**WORK REQUIRED**. Copy every line of the following data that includes the string "screenshot".
··········
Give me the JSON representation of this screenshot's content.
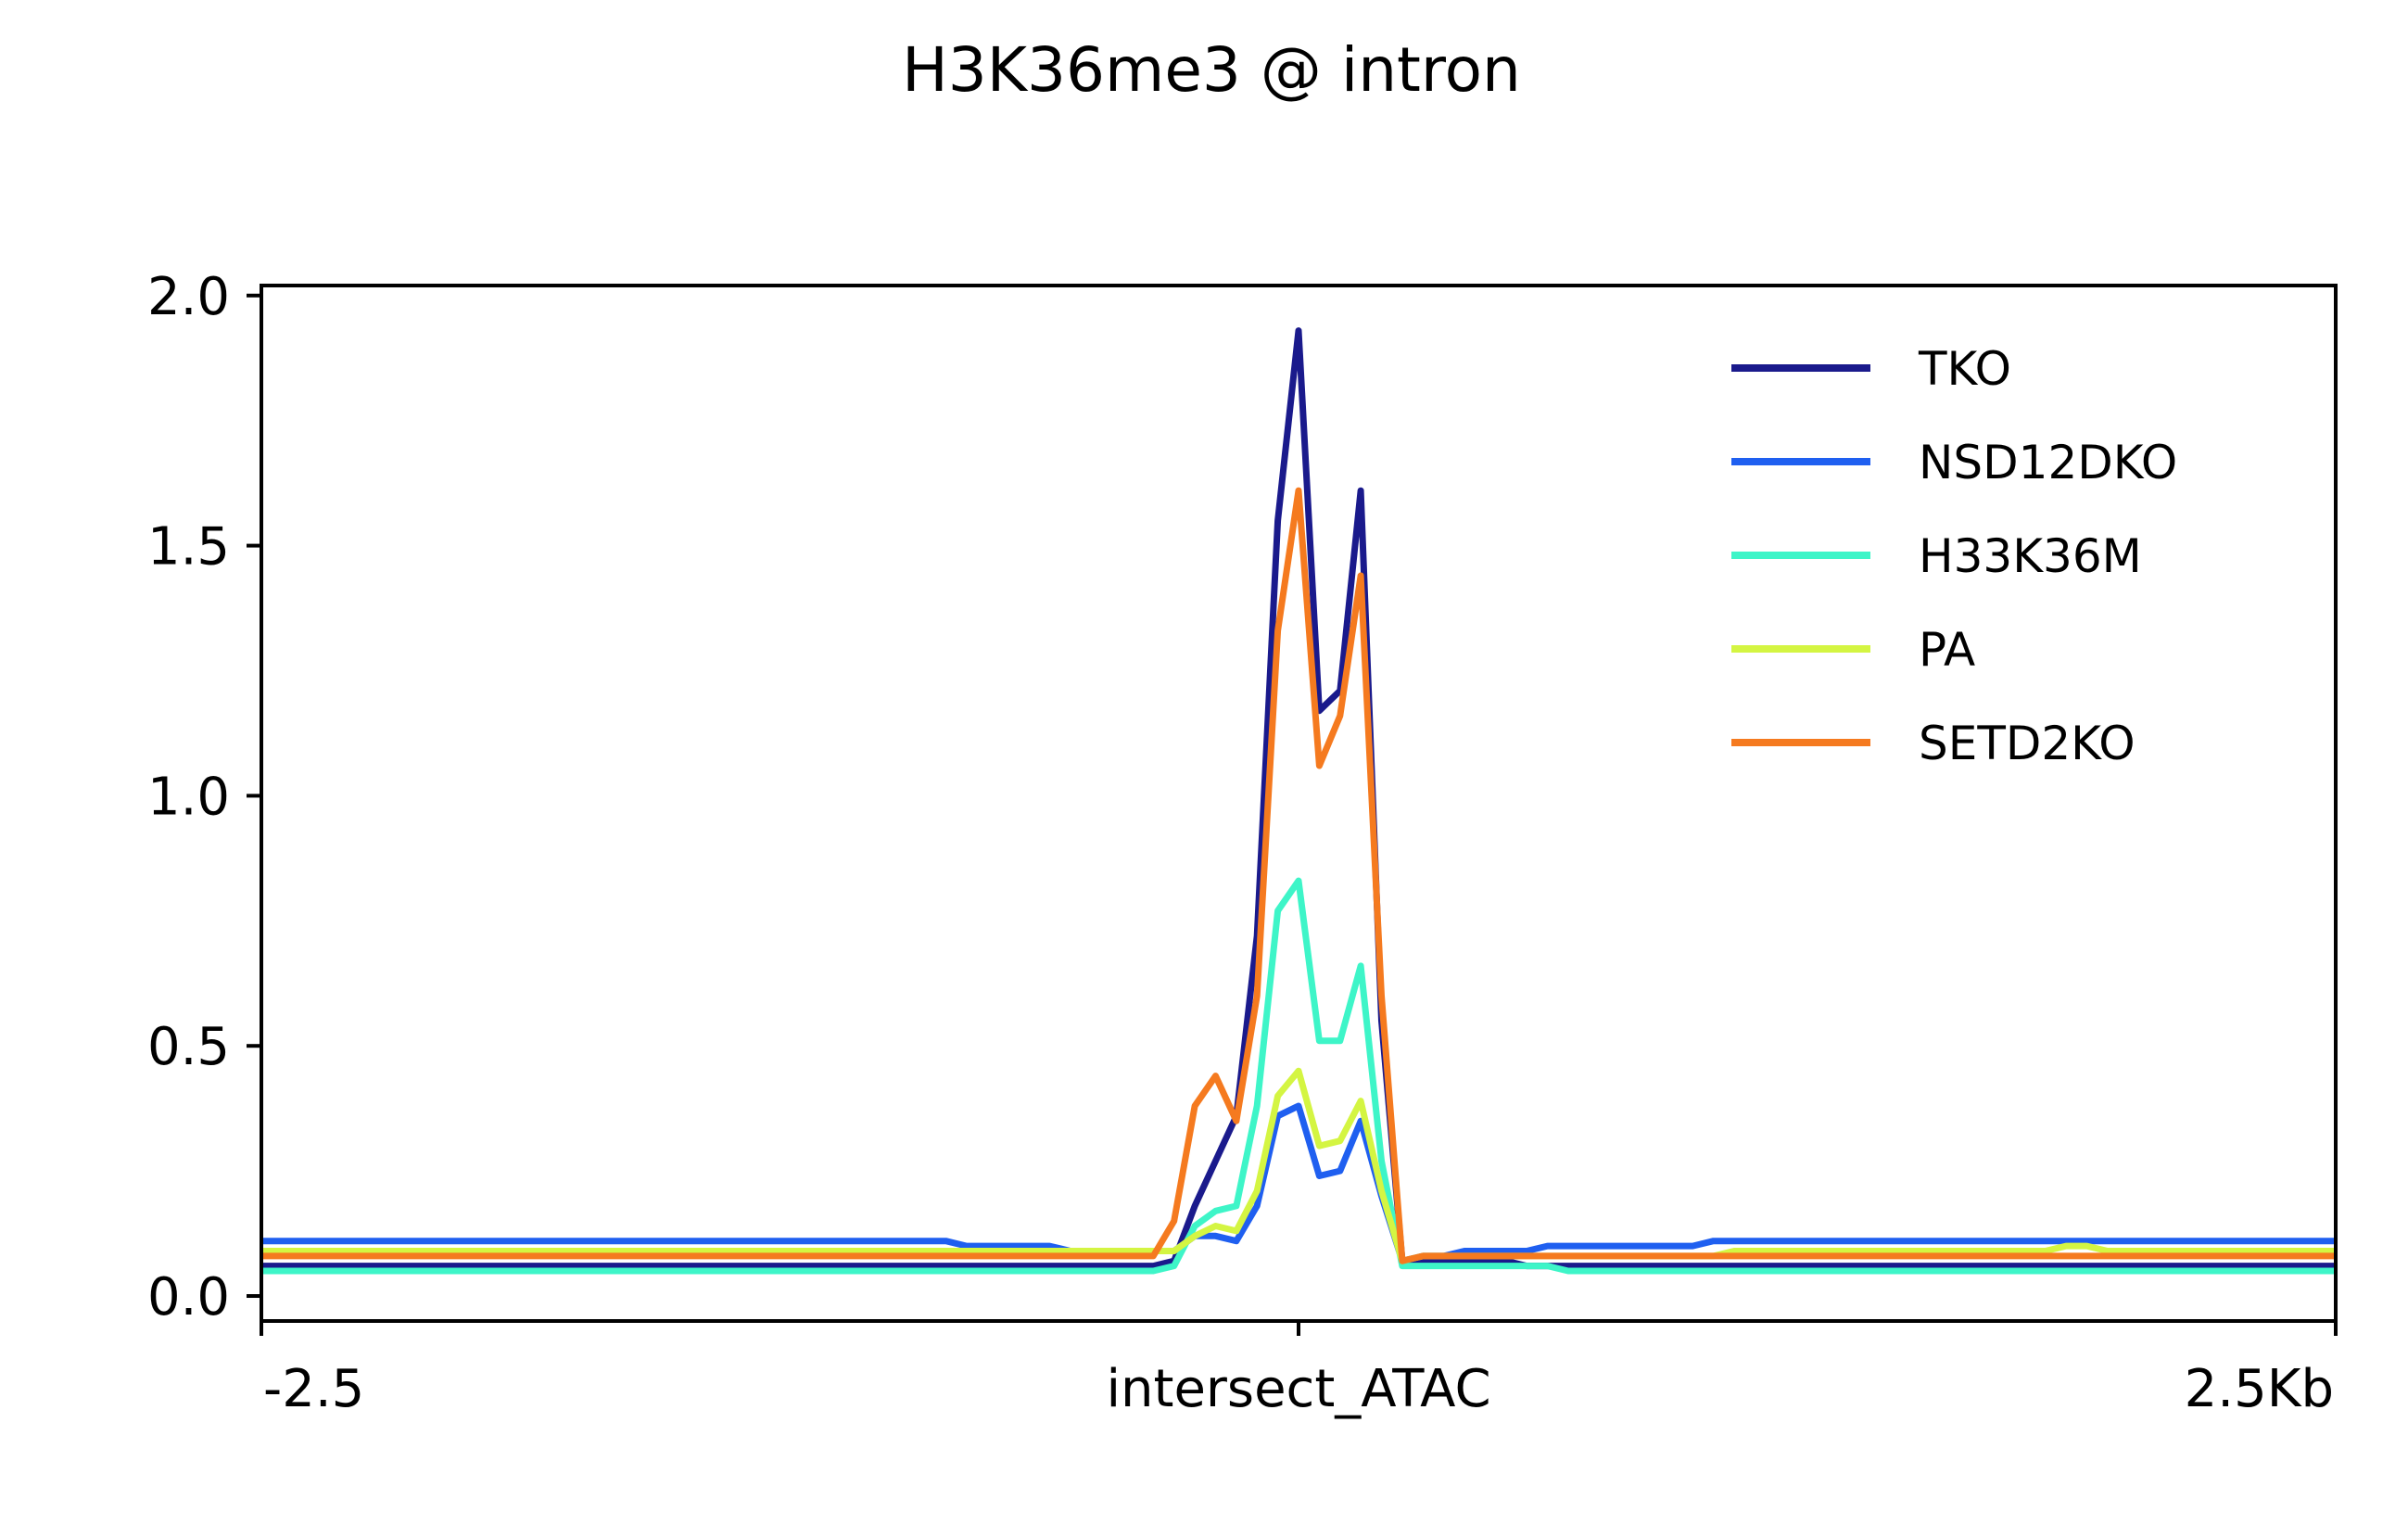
{
  "chart_data": {
    "type": "line",
    "title": "H3K36me3 @ intron",
    "xlabel": "",
    "ylabel": "",
    "ylim": [
      -0.05,
      2.02
    ],
    "yticks": [
      "0.0",
      "0.5",
      "1.0",
      "1.5",
      "2.0"
    ],
    "xticks": [
      {
        "pos": -2.5,
        "label": "-2.5"
      },
      {
        "pos": 0,
        "label": "intersect_ATAC"
      },
      {
        "pos": 2.5,
        "label": "2.5Kb"
      }
    ],
    "xlim": [
      -2.5,
      2.5
    ],
    "legend_position": "top-right",
    "grid": false,
    "x": [
      -2.5,
      -2.45,
      -2.4,
      -2.35,
      -2.3,
      -2.25,
      -2.2,
      -2.15,
      -2.1,
      -2.05,
      -2.0,
      -1.95,
      -1.9,
      -1.85,
      -1.8,
      -1.75,
      -1.7,
      -1.65,
      -1.6,
      -1.55,
      -1.5,
      -1.45,
      -1.4,
      -1.35,
      -1.3,
      -1.25,
      -1.2,
      -1.15,
      -1.1,
      -1.05,
      -1.0,
      -0.95,
      -0.9,
      -0.85,
      -0.8,
      -0.75,
      -0.7,
      -0.65,
      -0.6,
      -0.55,
      -0.5,
      -0.45,
      -0.4,
      -0.35,
      -0.3,
      -0.25,
      -0.2,
      -0.15,
      -0.1,
      -0.05,
      0.0,
      0.05,
      0.1,
      0.15,
      0.2,
      0.25,
      0.3,
      0.35,
      0.4,
      0.45,
      0.5,
      0.55,
      0.6,
      0.65,
      0.7,
      0.75,
      0.8,
      0.85,
      0.9,
      0.95,
      1.0,
      1.05,
      1.1,
      1.15,
      1.2,
      1.25,
      1.3,
      1.35,
      1.4,
      1.45,
      1.5,
      1.55,
      1.6,
      1.65,
      1.7,
      1.75,
      1.8,
      1.85,
      1.9,
      1.95,
      2.0,
      2.05,
      2.1,
      2.15,
      2.2,
      2.25,
      2.3,
      2.35,
      2.4,
      2.45,
      2.5
    ],
    "series": [
      {
        "name": "TKO",
        "color": "#1a1a8c",
        "values": [
          0.06,
          0.06,
          0.06,
          0.06,
          0.06,
          0.06,
          0.06,
          0.06,
          0.06,
          0.06,
          0.06,
          0.06,
          0.06,
          0.06,
          0.06,
          0.06,
          0.06,
          0.06,
          0.06,
          0.06,
          0.06,
          0.06,
          0.06,
          0.06,
          0.06,
          0.06,
          0.06,
          0.06,
          0.06,
          0.06,
          0.06,
          0.06,
          0.06,
          0.06,
          0.06,
          0.06,
          0.06,
          0.06,
          0.06,
          0.06,
          0.06,
          0.06,
          0.06,
          0.06,
          0.07,
          0.18,
          0.27,
          0.36,
          0.72,
          1.55,
          1.93,
          1.17,
          1.21,
          1.61,
          0.55,
          0.07,
          0.07,
          0.07,
          0.07,
          0.07,
          0.07,
          0.06,
          0.06,
          0.06,
          0.06,
          0.06,
          0.06,
          0.06,
          0.06,
          0.06,
          0.06,
          0.06,
          0.06,
          0.06,
          0.06,
          0.06,
          0.06,
          0.06,
          0.06,
          0.06,
          0.06,
          0.06,
          0.06,
          0.06,
          0.06,
          0.06,
          0.06,
          0.06,
          0.06,
          0.06,
          0.06,
          0.06,
          0.06,
          0.06,
          0.06,
          0.06,
          0.06,
          0.06,
          0.06,
          0.06,
          0.06
        ]
      },
      {
        "name": "NSD12DKO",
        "color": "#1f5ff0",
        "values": [
          0.11,
          0.11,
          0.11,
          0.11,
          0.11,
          0.11,
          0.11,
          0.11,
          0.11,
          0.11,
          0.11,
          0.11,
          0.11,
          0.11,
          0.11,
          0.11,
          0.11,
          0.11,
          0.11,
          0.11,
          0.11,
          0.11,
          0.11,
          0.11,
          0.11,
          0.11,
          0.11,
          0.11,
          0.11,
          0.11,
          0.11,
          0.11,
          0.11,
          0.11,
          0.1,
          0.1,
          0.1,
          0.1,
          0.1,
          0.09,
          0.09,
          0.09,
          0.09,
          0.09,
          0.09,
          0.12,
          0.12,
          0.11,
          0.18,
          0.36,
          0.38,
          0.24,
          0.25,
          0.35,
          0.2,
          0.07,
          0.08,
          0.08,
          0.09,
          0.09,
          0.09,
          0.09,
          0.1,
          0.1,
          0.1,
          0.1,
          0.1,
          0.1,
          0.1,
          0.1,
          0.11,
          0.11,
          0.11,
          0.11,
          0.11,
          0.11,
          0.11,
          0.11,
          0.11,
          0.11,
          0.11,
          0.11,
          0.11,
          0.11,
          0.11,
          0.11,
          0.11,
          0.11,
          0.11,
          0.11,
          0.11,
          0.11,
          0.11,
          0.11,
          0.11,
          0.11,
          0.11,
          0.11,
          0.11,
          0.11,
          0.11
        ]
      },
      {
        "name": "H33K36M",
        "color": "#3ef5c8",
        "values": [
          0.05,
          0.05,
          0.05,
          0.05,
          0.05,
          0.05,
          0.05,
          0.05,
          0.05,
          0.05,
          0.05,
          0.05,
          0.05,
          0.05,
          0.05,
          0.05,
          0.05,
          0.05,
          0.05,
          0.05,
          0.05,
          0.05,
          0.05,
          0.05,
          0.05,
          0.05,
          0.05,
          0.05,
          0.05,
          0.05,
          0.05,
          0.05,
          0.05,
          0.05,
          0.05,
          0.05,
          0.05,
          0.05,
          0.05,
          0.05,
          0.05,
          0.05,
          0.05,
          0.05,
          0.06,
          0.14,
          0.17,
          0.18,
          0.38,
          0.77,
          0.83,
          0.51,
          0.51,
          0.66,
          0.27,
          0.06,
          0.06,
          0.06,
          0.06,
          0.06,
          0.06,
          0.06,
          0.06,
          0.05,
          0.05,
          0.05,
          0.05,
          0.05,
          0.05,
          0.05,
          0.05,
          0.05,
          0.05,
          0.05,
          0.05,
          0.05,
          0.05,
          0.05,
          0.05,
          0.05,
          0.05,
          0.05,
          0.05,
          0.05,
          0.05,
          0.05,
          0.05,
          0.05,
          0.05,
          0.05,
          0.05,
          0.05,
          0.05,
          0.05,
          0.05,
          0.05,
          0.05,
          0.05,
          0.05,
          0.05,
          0.05
        ]
      },
      {
        "name": "PA",
        "color": "#d4f542",
        "values": [
          0.09,
          0.09,
          0.09,
          0.09,
          0.09,
          0.09,
          0.09,
          0.09,
          0.09,
          0.09,
          0.09,
          0.09,
          0.09,
          0.09,
          0.09,
          0.09,
          0.09,
          0.09,
          0.09,
          0.09,
          0.09,
          0.09,
          0.09,
          0.09,
          0.09,
          0.09,
          0.09,
          0.09,
          0.09,
          0.09,
          0.09,
          0.09,
          0.09,
          0.09,
          0.09,
          0.09,
          0.09,
          0.09,
          0.09,
          0.09,
          0.09,
          0.09,
          0.09,
          0.09,
          0.09,
          0.12,
          0.14,
          0.13,
          0.21,
          0.4,
          0.45,
          0.3,
          0.31,
          0.39,
          0.21,
          0.07,
          0.08,
          0.08,
          0.08,
          0.08,
          0.08,
          0.08,
          0.08,
          0.08,
          0.08,
          0.08,
          0.08,
          0.08,
          0.08,
          0.08,
          0.08,
          0.09,
          0.09,
          0.09,
          0.09,
          0.09,
          0.09,
          0.09,
          0.09,
          0.09,
          0.09,
          0.09,
          0.09,
          0.09,
          0.09,
          0.09,
          0.09,
          0.1,
          0.1,
          0.09,
          0.09,
          0.09,
          0.09,
          0.09,
          0.09,
          0.09,
          0.09,
          0.09,
          0.09,
          0.09,
          0.09
        ]
      },
      {
        "name": "SETD2KO",
        "color": "#f57a1f",
        "values": [
          0.08,
          0.08,
          0.08,
          0.08,
          0.08,
          0.08,
          0.08,
          0.08,
          0.08,
          0.08,
          0.08,
          0.08,
          0.08,
          0.08,
          0.08,
          0.08,
          0.08,
          0.08,
          0.08,
          0.08,
          0.08,
          0.08,
          0.08,
          0.08,
          0.08,
          0.08,
          0.08,
          0.08,
          0.08,
          0.08,
          0.08,
          0.08,
          0.08,
          0.08,
          0.08,
          0.08,
          0.08,
          0.08,
          0.08,
          0.08,
          0.08,
          0.08,
          0.08,
          0.08,
          0.15,
          0.38,
          0.44,
          0.35,
          0.6,
          1.33,
          1.61,
          1.06,
          1.16,
          1.44,
          0.6,
          0.07,
          0.08,
          0.08,
          0.08,
          0.08,
          0.08,
          0.08,
          0.08,
          0.08,
          0.08,
          0.08,
          0.08,
          0.08,
          0.08,
          0.08,
          0.08,
          0.08,
          0.08,
          0.08,
          0.08,
          0.08,
          0.08,
          0.08,
          0.08,
          0.08,
          0.08,
          0.08,
          0.08,
          0.08,
          0.08,
          0.08,
          0.08,
          0.08,
          0.08,
          0.08,
          0.08,
          0.08,
          0.08,
          0.08,
          0.08,
          0.08,
          0.08,
          0.08,
          0.08,
          0.08,
          0.08
        ]
      }
    ]
  }
}
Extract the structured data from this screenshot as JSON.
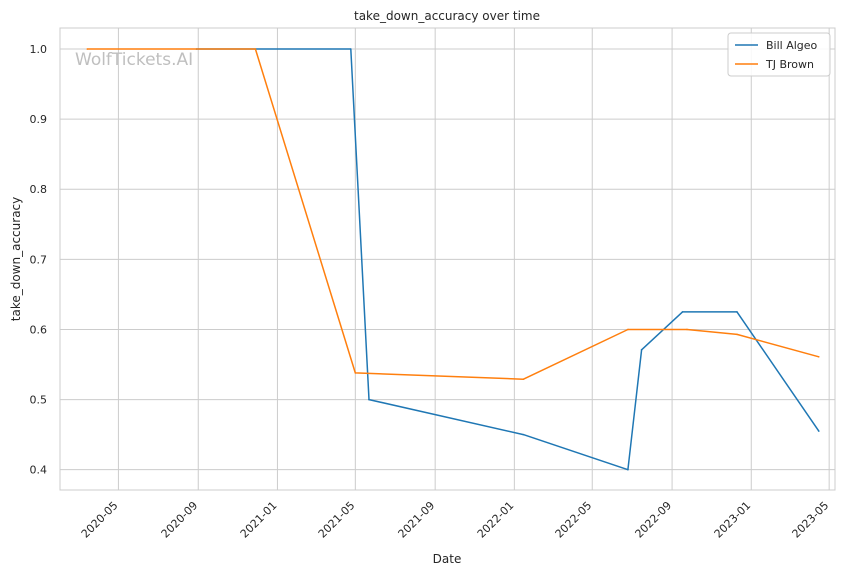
{
  "chart_data": {
    "type": "line",
    "title": "take_down_accuracy over time",
    "xlabel": "Date",
    "ylabel": "take_down_accuracy",
    "watermark": "WolfTickets.AI",
    "x_ticks": [
      "2020-05",
      "2020-09",
      "2021-01",
      "2021-05",
      "2021-09",
      "2022-01",
      "2022-05",
      "2022-09",
      "2023-01",
      "2023-05"
    ],
    "y_ticks": [
      "0.4",
      "0.5",
      "0.6",
      "0.7",
      "0.8",
      "0.9",
      "1.0"
    ],
    "xlim": [
      "2020-02-01",
      "2023-05-10"
    ],
    "ylim": [
      0.371,
      1.03
    ],
    "grid": true,
    "legend_position": "top-right",
    "series": [
      {
        "name": "Bill Algeo",
        "color": "#1f77b4",
        "points": [
          {
            "x": "2020-08-29",
            "y": 1.0
          },
          {
            "x": "2021-04-24",
            "y": 1.0
          },
          {
            "x": "2021-05-22",
            "y": 0.5
          },
          {
            "x": "2022-01-15",
            "y": 0.45
          },
          {
            "x": "2022-06-25",
            "y": 0.4
          },
          {
            "x": "2022-07-16",
            "y": 0.571
          },
          {
            "x": "2022-09-17",
            "y": 0.625
          },
          {
            "x": "2022-12-10",
            "y": 0.625
          },
          {
            "x": "2023-04-15",
            "y": 0.455
          }
        ]
      },
      {
        "name": "TJ Brown",
        "color": "#ff7f0e",
        "points": [
          {
            "x": "2020-03-14",
            "y": 1.0
          },
          {
            "x": "2020-11-28",
            "y": 1.0
          },
          {
            "x": "2021-05-01",
            "y": 0.538
          },
          {
            "x": "2022-01-15",
            "y": 0.529
          },
          {
            "x": "2022-06-25",
            "y": 0.6
          },
          {
            "x": "2022-09-24",
            "y": 0.6
          },
          {
            "x": "2022-12-10",
            "y": 0.593
          },
          {
            "x": "2023-04-15",
            "y": 0.561
          }
        ]
      }
    ]
  }
}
··········
**TASK ANSWER**.
Give me the JSON representation of this screenshot's content.
Extract the structured data from this screenshot as JSON.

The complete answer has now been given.